-- Start of ENTRIES SHOWN --

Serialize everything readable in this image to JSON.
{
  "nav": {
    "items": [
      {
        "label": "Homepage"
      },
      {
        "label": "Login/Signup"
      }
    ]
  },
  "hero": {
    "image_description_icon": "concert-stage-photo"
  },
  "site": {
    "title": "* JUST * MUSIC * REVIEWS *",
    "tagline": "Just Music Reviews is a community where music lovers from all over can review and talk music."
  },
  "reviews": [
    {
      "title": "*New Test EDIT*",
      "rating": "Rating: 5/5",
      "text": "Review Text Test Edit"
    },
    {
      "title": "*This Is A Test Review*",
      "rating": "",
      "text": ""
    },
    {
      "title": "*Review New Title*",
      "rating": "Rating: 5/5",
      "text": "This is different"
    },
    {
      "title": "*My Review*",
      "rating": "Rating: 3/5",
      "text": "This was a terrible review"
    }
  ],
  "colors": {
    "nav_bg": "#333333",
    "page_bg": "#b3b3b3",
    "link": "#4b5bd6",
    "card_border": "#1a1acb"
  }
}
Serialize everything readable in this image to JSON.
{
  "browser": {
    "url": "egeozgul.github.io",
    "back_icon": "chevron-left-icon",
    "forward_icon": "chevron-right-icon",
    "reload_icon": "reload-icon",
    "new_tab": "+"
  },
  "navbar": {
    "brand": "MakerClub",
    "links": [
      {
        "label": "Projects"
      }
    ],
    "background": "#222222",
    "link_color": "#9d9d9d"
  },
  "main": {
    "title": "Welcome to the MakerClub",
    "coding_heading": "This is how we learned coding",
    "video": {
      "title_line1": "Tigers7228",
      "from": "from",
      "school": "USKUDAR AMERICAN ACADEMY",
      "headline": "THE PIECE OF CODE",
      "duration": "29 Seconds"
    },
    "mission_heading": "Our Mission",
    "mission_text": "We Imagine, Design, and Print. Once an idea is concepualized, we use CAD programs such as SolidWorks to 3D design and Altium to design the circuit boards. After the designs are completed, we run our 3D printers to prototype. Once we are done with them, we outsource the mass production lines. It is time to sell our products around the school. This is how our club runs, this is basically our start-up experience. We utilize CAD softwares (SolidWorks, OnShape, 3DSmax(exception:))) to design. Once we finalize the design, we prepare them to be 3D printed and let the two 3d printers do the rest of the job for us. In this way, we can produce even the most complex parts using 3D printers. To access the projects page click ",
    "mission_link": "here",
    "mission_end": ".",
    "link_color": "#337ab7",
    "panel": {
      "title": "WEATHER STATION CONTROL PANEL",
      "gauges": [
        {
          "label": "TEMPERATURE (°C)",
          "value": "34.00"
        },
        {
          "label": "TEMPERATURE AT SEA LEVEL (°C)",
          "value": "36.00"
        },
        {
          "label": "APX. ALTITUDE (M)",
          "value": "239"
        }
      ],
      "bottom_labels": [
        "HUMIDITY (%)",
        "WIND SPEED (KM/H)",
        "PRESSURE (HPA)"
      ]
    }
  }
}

-- End of ENTRIES SHOWN --

**SET PROBLEM**
Reproduce every record, matching each line exactly.

**REPLY TO THE TASK**
Serialize everything readable in this image to JSON.
{
  "nav": {
    "items": [
      {
        "label": "Homepage"
      },
      {
        "label": "Login/Signup"
      }
    ]
  },
  "hero": {
    "image_description_icon": "concert-stage-photo"
  },
  "site": {
    "title": "* JUST * MUSIC * REVIEWS *",
    "tagline": "Just Music Reviews is a community where music lovers from all over can review and talk music."
  },
  "reviews": [
    {
      "title": "*New Test EDIT*",
      "rating": "Rating: 5/5",
      "text": "Review Text Test Edit"
    },
    {
      "title": "*This Is A Test Review*",
      "rating": "",
      "text": ""
    },
    {
      "title": "*Review New Title*",
      "rating": "Rating: 5/5",
      "text": "This is different"
    },
    {
      "title": "*My Review*",
      "rating": "Rating: 3/5",
      "text": "This was a terrible review"
    }
  ],
  "colors": {
    "nav_bg": "#333333",
    "page_bg": "#b3b3b3",
    "link": "#4b5bd6",
    "card_border": "#1a1acb"
  }
}
Serialize everything readable in this image to JSON.
{
  "browser": {
    "url": "egeozgul.github.io",
    "back_icon": "chevron-left-icon",
    "forward_icon": "chevron-right-icon",
    "reload_icon": "reload-icon",
    "new_tab": "+"
  },
  "navbar": {
    "brand": "MakerClub",
    "links": [
      {
        "label": "Projects"
      }
    ],
    "background": "#222222",
    "link_color": "#9d9d9d"
  },
  "main": {
    "title": "Welcome to the MakerClub",
    "coding_heading": "This is how we learned coding",
    "video": {
      "title_line1": "Tigers7228",
      "from": "from",
      "school": "USKUDAR AMERICAN ACADEMY",
      "headline": "THE PIECE OF CODE",
      "duration": "29 Seconds"
    },
    "mission_heading": "Our Mission",
    "mission_text": "We Imagine, Design, and Print. Once an idea is concepualized, we use CAD programs such as SolidWorks to 3D design and Altium to design the circuit boards. After the designs are completed, we run our 3D printers to prototype. Once we are done with them, we outsource the mass production lines. It is time to sell our products around the school. This is how our club runs, this is basically our start-up experience. We utilize CAD softwares (SolidWorks, OnShape, 3DSmax(exception:))) to design. Once we finalize the design, we prepare them to be 3D printed and let the two 3d printers do the rest of the job for us. In this way, we can produce even the most complex parts using 3D printers. To access the projects page click ",
    "mission_link": "here",
    "mission_end": ".",
    "link_color": "#337ab7",
    "panel": {
      "title": "WEATHER STATION CONTROL PANEL",
      "gauges": [
        {
          "label": "TEMPERATURE (°C)",
          "value": "34.00"
        },
        {
          "label": "TEMPERATURE AT SEA LEVEL (°C)",
          "value": "36.00"
        },
        {
          "label": "APX. ALTITUDE (M)",
          "value": "239"
        }
      ],
      "bottom_labels": [
        "HUMIDITY (%)",
        "WIND SPEED (KM/H)",
        "PRESSURE (HPA)"
      ]
    }
  }
}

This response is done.